> [入力データ]:
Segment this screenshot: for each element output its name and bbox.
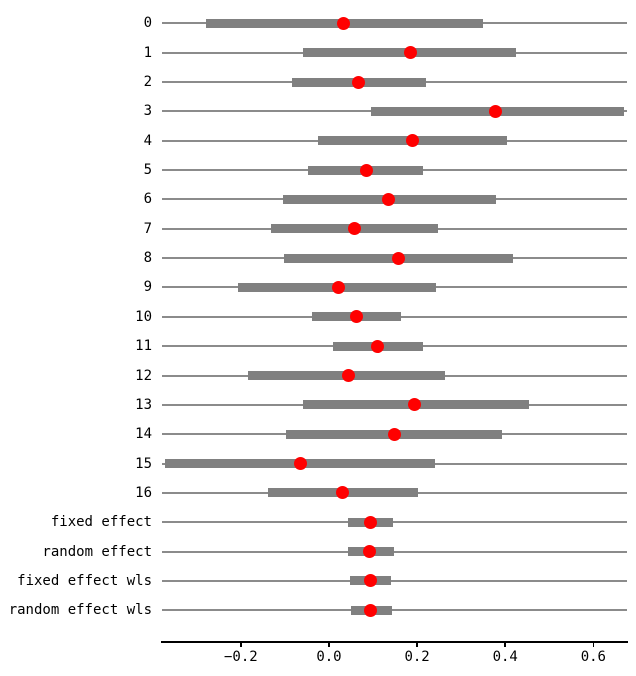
row-guide-line [162,550,628,553]
row-label: fixed effect wls [17,572,152,589]
x-tick-label: 0.2 [404,649,430,665]
row-label: 13 [135,396,152,413]
estimate-dot [351,75,365,89]
estimate-dot [336,16,350,30]
row-label: fixed effect [50,514,152,531]
row-label: 7 [143,220,152,237]
estimate-dot [363,545,377,559]
estimate-dot [341,369,355,382]
x-axis-spine [161,641,629,643]
row-label: 3 [143,103,152,120]
estimate-dot [347,222,361,236]
x-tick-mark [504,642,506,647]
estimate-dot [359,163,373,177]
estimate-dot [331,280,345,294]
row-guide-line [162,609,628,612]
estimate-dot [407,398,421,412]
estimate-dot [294,457,308,471]
row-guide-line [162,521,628,524]
estimate-dot [382,192,396,206]
row-label: 1 [143,44,152,61]
estimate-dot [371,339,385,353]
x-tick-label: −0.2 [224,649,258,665]
row-label: 11 [135,338,152,355]
row-label: 12 [135,367,152,384]
estimate-dot [364,574,378,588]
estimate-dot [387,427,401,441]
row-label: 4 [143,132,152,149]
x-tick-label: 0.0 [316,649,342,665]
x-tick-label: 0.4 [492,649,518,665]
row-label: 14 [135,426,152,443]
estimate-dot [363,603,377,617]
row-label: 8 [143,250,152,267]
row-label: 6 [143,191,152,208]
x-tick-mark [416,642,418,647]
row-label: random effect [42,543,152,560]
estimate-dot [406,134,420,148]
x-tick-mark [328,642,330,647]
row-label: random effect wls [8,602,152,619]
estimate-dot [364,515,378,529]
x-tick-mark [240,642,242,647]
estimate-dot [350,310,364,324]
x-tick-label: 0.6 [580,649,606,665]
row-label: 0 [143,15,152,32]
row-label: 5 [143,162,152,179]
row-label: 16 [135,484,152,501]
estimate-dot [404,46,417,60]
estimate-dot [391,251,405,265]
estimate-dot [489,104,503,118]
row-label: 10 [135,308,152,325]
row-label: 2 [143,74,152,90]
row-label: 15 [135,455,152,472]
estimate-dot [336,486,350,500]
x-tick-mark [592,642,595,647]
row-guide-line [162,579,628,582]
row-label: 9 [143,279,152,296]
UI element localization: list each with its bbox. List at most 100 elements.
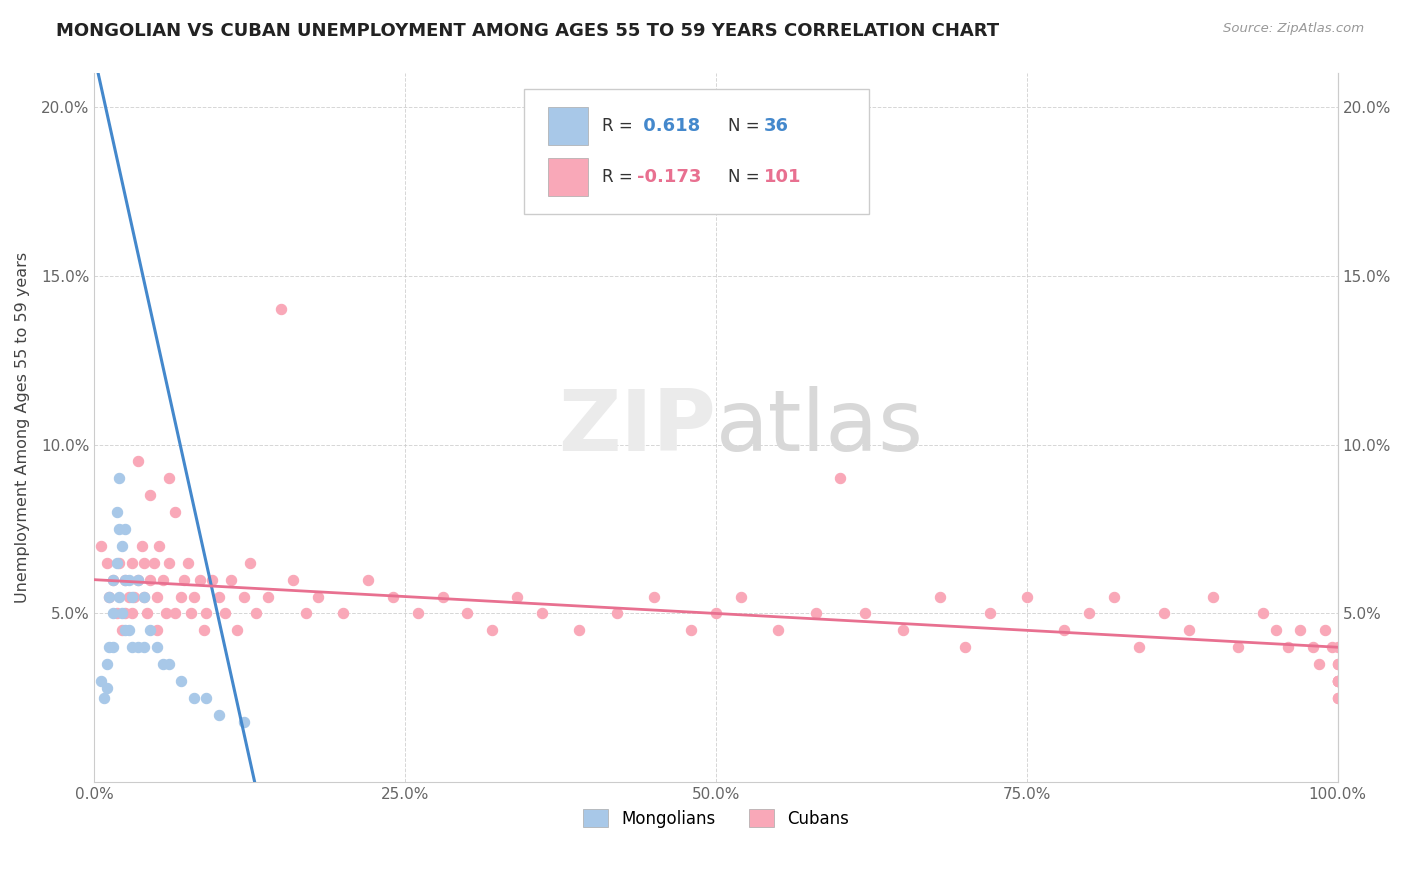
Point — [1326, 673, 1348, 688]
Point — [307, 590, 329, 604]
Point — [381, 590, 404, 604]
Point — [1326, 657, 1348, 672]
Point — [131, 539, 153, 553]
Point — [90, 673, 112, 688]
Point — [232, 714, 254, 729]
Point — [456, 607, 478, 621]
Point — [257, 590, 280, 604]
Point — [93, 690, 115, 705]
Point — [157, 556, 180, 570]
Point — [176, 556, 198, 570]
Point — [132, 556, 155, 570]
Point — [96, 681, 118, 695]
Point — [98, 590, 121, 604]
Point — [891, 624, 914, 638]
Point — [118, 624, 141, 638]
Point — [568, 624, 591, 638]
Point — [643, 590, 665, 604]
Point — [108, 556, 131, 570]
Point — [226, 624, 249, 638]
Point — [1326, 690, 1348, 705]
Point — [108, 522, 131, 536]
Point — [127, 573, 149, 587]
Point — [239, 556, 262, 570]
Point — [121, 607, 143, 621]
Text: N =: N = — [728, 117, 765, 135]
Point — [155, 607, 177, 621]
Text: -0.173: -0.173 — [637, 169, 702, 186]
Point — [121, 556, 143, 570]
Point — [188, 573, 211, 587]
Point — [1202, 590, 1225, 604]
Point — [108, 471, 131, 485]
Point — [1326, 673, 1348, 688]
Point — [118, 573, 141, 587]
Text: atlas: atlas — [716, 386, 924, 469]
Point — [1326, 640, 1348, 655]
Point — [768, 624, 790, 638]
Point — [1326, 690, 1348, 705]
Point — [1264, 624, 1286, 638]
Point — [1177, 624, 1199, 638]
Point — [1308, 657, 1330, 672]
Point — [121, 640, 143, 655]
Point — [173, 573, 195, 587]
Point — [830, 471, 852, 485]
Point — [111, 624, 134, 638]
Point — [979, 607, 1001, 621]
Point — [114, 607, 136, 621]
Point — [127, 640, 149, 655]
Point — [1326, 673, 1348, 688]
Point — [481, 624, 503, 638]
Point — [127, 573, 149, 587]
Point — [170, 673, 193, 688]
Point — [506, 590, 529, 604]
Point — [953, 640, 976, 655]
Point — [1320, 640, 1343, 655]
Text: 101: 101 — [763, 169, 801, 186]
Point — [1302, 640, 1324, 655]
Point — [270, 302, 292, 317]
Text: 36: 36 — [763, 117, 789, 135]
Point — [195, 690, 218, 705]
Point — [108, 590, 131, 604]
Point — [145, 624, 167, 638]
Point — [183, 690, 205, 705]
Point — [98, 590, 121, 604]
Point — [145, 590, 167, 604]
Point — [1277, 640, 1299, 655]
Point — [132, 640, 155, 655]
Legend: Mongolians, Cubans: Mongolians, Cubans — [576, 803, 856, 834]
Text: 0.618: 0.618 — [637, 117, 700, 135]
Point — [165, 505, 187, 519]
Point — [730, 590, 752, 604]
Point — [98, 640, 121, 655]
Point — [704, 607, 727, 621]
Point — [114, 573, 136, 587]
Point — [853, 607, 876, 621]
Point — [1289, 624, 1312, 638]
Point — [606, 607, 628, 621]
Point — [127, 454, 149, 468]
Text: ZIP: ZIP — [558, 386, 716, 469]
Point — [157, 657, 180, 672]
Point — [332, 607, 354, 621]
Point — [114, 522, 136, 536]
Point — [152, 657, 174, 672]
Point — [121, 590, 143, 604]
Point — [681, 624, 703, 638]
Point — [208, 590, 231, 604]
Point — [96, 657, 118, 672]
Point — [157, 471, 180, 485]
Point — [432, 590, 454, 604]
Point — [105, 505, 128, 519]
Point — [148, 539, 170, 553]
Point — [105, 607, 128, 621]
Point — [139, 488, 162, 502]
Point — [1326, 673, 1348, 688]
Point — [135, 607, 157, 621]
Point — [183, 590, 205, 604]
Text: MONGOLIAN VS CUBAN UNEMPLOYMENT AMONG AGES 55 TO 59 YEARS CORRELATION CHART: MONGOLIAN VS CUBAN UNEMPLOYMENT AMONG AG… — [56, 22, 1000, 40]
Point — [294, 607, 316, 621]
Point — [114, 624, 136, 638]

> [作業内容]:
上の一覧のうち、「row-guide-line [162,550,628,553]」を含む行から始まり「UI element localization: list」を含む行で終わる部分を、一字一句変えずに書き写してください。最初と最後の行も含めます。

> [解答]:
row-guide-line [162,550,628,553]
row-label: fixed effect wls [17,572,152,589]
x-tick-label: 0.2 [404,649,430,665]
row-label: 13 [135,396,152,413]
estimate-dot [351,75,365,89]
estimate-dot [336,16,350,30]
row-label: fixed effect [50,514,152,531]
row-label: 7 [143,220,152,237]
estimate-dot [363,545,377,559]
estimate-dot [341,369,355,382]
x-axis-spine [161,641,629,643]
row-label: 3 [143,103,152,120]
estimate-dot [347,222,361,236]
x-tick-mark [504,642,506,647]
estimate-dot [359,163,373,177]
estimate-dot [331,280,345,294]
row-guide-line [162,609,628,612]
estimate-dot [407,398,421,412]
estimate-dot [294,457,308,471]
row-guide-line [162,521,628,524]
estimate-dot [382,192,396,206]
row-label: 1 [143,44,152,61]
estimate-dot [371,339,385,353]
x-tick-label: −0.2 [224,649,258,665]
row-label: 11 [135,338,152,355]
row-label: 12 [135,367,152,384]
estimate-dot [364,574,378,588]
estimate-dot [387,427,401,441]
row-label: 4 [143,132,152,149]
x-tick-label: 0.0 [316,649,342,665]
x-tick-label: 0.4 [492,649,518,665]
row-label: 14 [135,426,152,443]
estimate-dot [363,603,377,617]
row-label: 8 [143,250,152,267]
row-label: 6 [143,191,152,208]
x-tick-mark [416,642,418,647]
row-label: random effect [42,543,152,560]
estimate-dot [406,134,420,148]
x-tick-mark [328,642,330,647]
row-label: random effect wls [8,602,152,619]
estimate-dot [364,515,378,529]
x-tick-mark [240,642,242,647]
estimate-dot [350,310,364,324]
x-tick-label: 0.6 [580,649,606,665]
row-label: 0 [143,15,152,32]
row-label: 5 [143,162,152,179]
row-label: 16 [135,484,152,501]
estimate-dot [404,46,417,60]
estimate-dot [391,251,405,265]
estimate-dot [489,104,503,118]
row-label: 10 [135,308,152,325]
row-label: 2 [143,74,152,90]
row-label: 15 [135,455,152,472]
estimate-dot [336,486,350,500]
x-tick-mark [592,642,595,647]
row-guide-line [162,579,628,582]
row-label: 9 [143,279,152,296]
UI element localization: list each with its bbox. List at most 100 elements.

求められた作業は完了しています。